All of the data below should be written out exactly.

··· DATA FOR THIS TASK ···

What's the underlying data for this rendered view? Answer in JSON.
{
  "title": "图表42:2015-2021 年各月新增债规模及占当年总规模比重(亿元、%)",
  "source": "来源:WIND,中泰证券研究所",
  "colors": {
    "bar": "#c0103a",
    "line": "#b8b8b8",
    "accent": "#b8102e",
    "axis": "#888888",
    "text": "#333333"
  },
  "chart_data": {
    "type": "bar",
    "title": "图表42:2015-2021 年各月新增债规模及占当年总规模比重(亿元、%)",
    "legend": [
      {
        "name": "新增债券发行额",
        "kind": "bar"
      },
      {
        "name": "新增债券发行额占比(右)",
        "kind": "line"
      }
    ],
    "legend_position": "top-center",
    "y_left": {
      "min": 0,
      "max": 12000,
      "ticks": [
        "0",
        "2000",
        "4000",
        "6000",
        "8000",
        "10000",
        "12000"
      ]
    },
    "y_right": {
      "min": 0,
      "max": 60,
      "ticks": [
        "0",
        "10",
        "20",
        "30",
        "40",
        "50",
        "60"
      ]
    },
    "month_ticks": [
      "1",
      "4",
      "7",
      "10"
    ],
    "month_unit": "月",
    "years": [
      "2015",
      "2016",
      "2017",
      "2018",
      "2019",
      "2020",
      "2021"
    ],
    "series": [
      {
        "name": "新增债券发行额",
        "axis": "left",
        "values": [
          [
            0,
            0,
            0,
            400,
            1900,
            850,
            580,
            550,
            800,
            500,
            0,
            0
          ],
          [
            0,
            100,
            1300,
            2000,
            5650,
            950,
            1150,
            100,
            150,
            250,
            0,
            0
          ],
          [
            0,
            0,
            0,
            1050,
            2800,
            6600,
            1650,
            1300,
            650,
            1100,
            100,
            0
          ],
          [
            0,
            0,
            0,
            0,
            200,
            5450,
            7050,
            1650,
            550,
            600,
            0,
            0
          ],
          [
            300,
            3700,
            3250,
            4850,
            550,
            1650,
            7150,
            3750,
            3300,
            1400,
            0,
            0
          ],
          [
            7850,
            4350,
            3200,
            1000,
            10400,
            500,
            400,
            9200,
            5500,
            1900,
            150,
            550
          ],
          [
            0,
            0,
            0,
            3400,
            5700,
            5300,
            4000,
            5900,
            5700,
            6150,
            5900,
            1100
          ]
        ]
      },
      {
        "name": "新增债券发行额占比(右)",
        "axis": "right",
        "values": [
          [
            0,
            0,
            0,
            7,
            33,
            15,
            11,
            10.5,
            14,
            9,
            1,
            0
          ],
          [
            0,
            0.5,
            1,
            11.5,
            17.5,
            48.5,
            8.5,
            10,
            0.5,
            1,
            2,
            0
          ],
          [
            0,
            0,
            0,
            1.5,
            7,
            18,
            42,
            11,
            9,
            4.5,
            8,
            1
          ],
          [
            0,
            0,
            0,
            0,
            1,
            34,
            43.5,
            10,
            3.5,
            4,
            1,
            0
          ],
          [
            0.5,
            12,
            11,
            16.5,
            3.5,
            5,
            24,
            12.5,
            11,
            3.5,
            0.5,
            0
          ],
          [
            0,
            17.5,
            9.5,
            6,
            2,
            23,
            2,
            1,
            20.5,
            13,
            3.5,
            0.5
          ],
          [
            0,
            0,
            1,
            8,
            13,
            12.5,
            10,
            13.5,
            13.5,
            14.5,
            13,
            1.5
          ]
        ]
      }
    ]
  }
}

···

● **SOLUTION FOR THIS PROBLEM**:
What's the underlying data for this rendered view? Answer in JSON.
{
  "title": "图表42:2015-2021 年各月新增债规模及占当年总规模比重(亿元、%)",
  "source": "来源:WIND,中泰证券研究所",
  "colors": {
    "bar": "#c0103a",
    "line": "#b8b8b8",
    "accent": "#b8102e",
    "axis": "#888888",
    "text": "#333333"
  },
  "chart_data": {
    "type": "bar",
    "title": "图表42:2015-2021 年各月新增债规模及占当年总规模比重(亿元、%)",
    "legend": [
      {
        "name": "新增债券发行额",
        "kind": "bar"
      },
      {
        "name": "新增债券发行额占比(右)",
        "kind": "line"
      }
    ],
    "legend_position": "top-center",
    "y_left": {
      "min": 0,
      "max": 12000,
      "ticks": [
        "0",
        "2000",
        "4000",
        "6000",
        "8000",
        "10000",
        "12000"
      ]
    },
    "y_right": {
      "min": 0,
      "max": 60,
      "ticks": [
        "0",
        "10",
        "20",
        "30",
        "40",
        "50",
        "60"
      ]
    },
    "month_ticks": [
      "1",
      "4",
      "7",
      "10"
    ],
    "month_unit": "月",
    "years": [
      "2015",
      "2016",
      "2017",
      "2018",
      "2019",
      "2020",
      "2021"
    ],
    "series": [
      {
        "name": "新增债券发行额",
        "axis": "left",
        "values": [
          [
            0,
            0,
            0,
            400,
            1900,
            850,
            580,
            550,
            800,
            500,
            0,
            0
          ],
          [
            0,
            100,
            1300,
            2000,
            5650,
            950,
            1150,
            100,
            150,
            250,
            0,
            0
          ],
          [
            0,
            0,
            0,
            1050,
            2800,
            6600,
            1650,
            1300,
            650,
            1100,
            100,
            0
          ],
          [
            0,
            0,
            0,
            0,
            200,
            5450,
            7050,
            1650,
            550,
            600,
            0,
            0
          ],
          [
            300,
            3700,
            3250,
            4850,
            550,
            1650,
            7150,
            3750,
            3300,
            1400,
            0,
            0
          ],
          [
            7850,
            4350,
            3200,
            1000,
            10400,
            500,
            400,
            9200,
            5500,
            1900,
            150,
            550
          ],
          [
            0,
            0,
            0,
            3400,
            5700,
            5300,
            4000,
            5900,
            5700,
            6150,
            5900,
            1100
          ]
        ]
      },
      {
        "name": "新增债券发行额占比(右)",
        "axis": "right",
        "values": [
          [
            0,
            0,
            0,
            7,
            33,
            15,
            11,
            10.5,
            14,
            9,
            1,
            0
          ],
          [
            0,
            0.5,
            1,
            11.5,
            17.5,
            48.5,
            8.5,
            10,
            0.5,
            1,
            2,
            0
          ],
          [
            0,
            0,
            0,
            1.5,
            7,
            18,
            42,
            11,
            9,
            4.5,
            8,
            1
          ],
          [
            0,
            0,
            0,
            0,
            1,
            34,
            43.5,
            10,
            3.5,
            4,
            1,
            0
          ],
          [
            0.5,
            12,
            11,
            16.5,
            3.5,
            5,
            24,
            12.5,
            11,
            3.5,
            0.5,
            0
          ],
          [
            0,
            17.5,
            9.5,
            6,
            2,
            23,
            2,
            1,
            20.5,
            13,
            3.5,
            0.5
          ],
          [
            0,
            0,
            1,
            8,
            13,
            12.5,
            10,
            13.5,
            13.5,
            14.5,
            13,
            1.5
          ]
        ]
      }
    ]
  }
}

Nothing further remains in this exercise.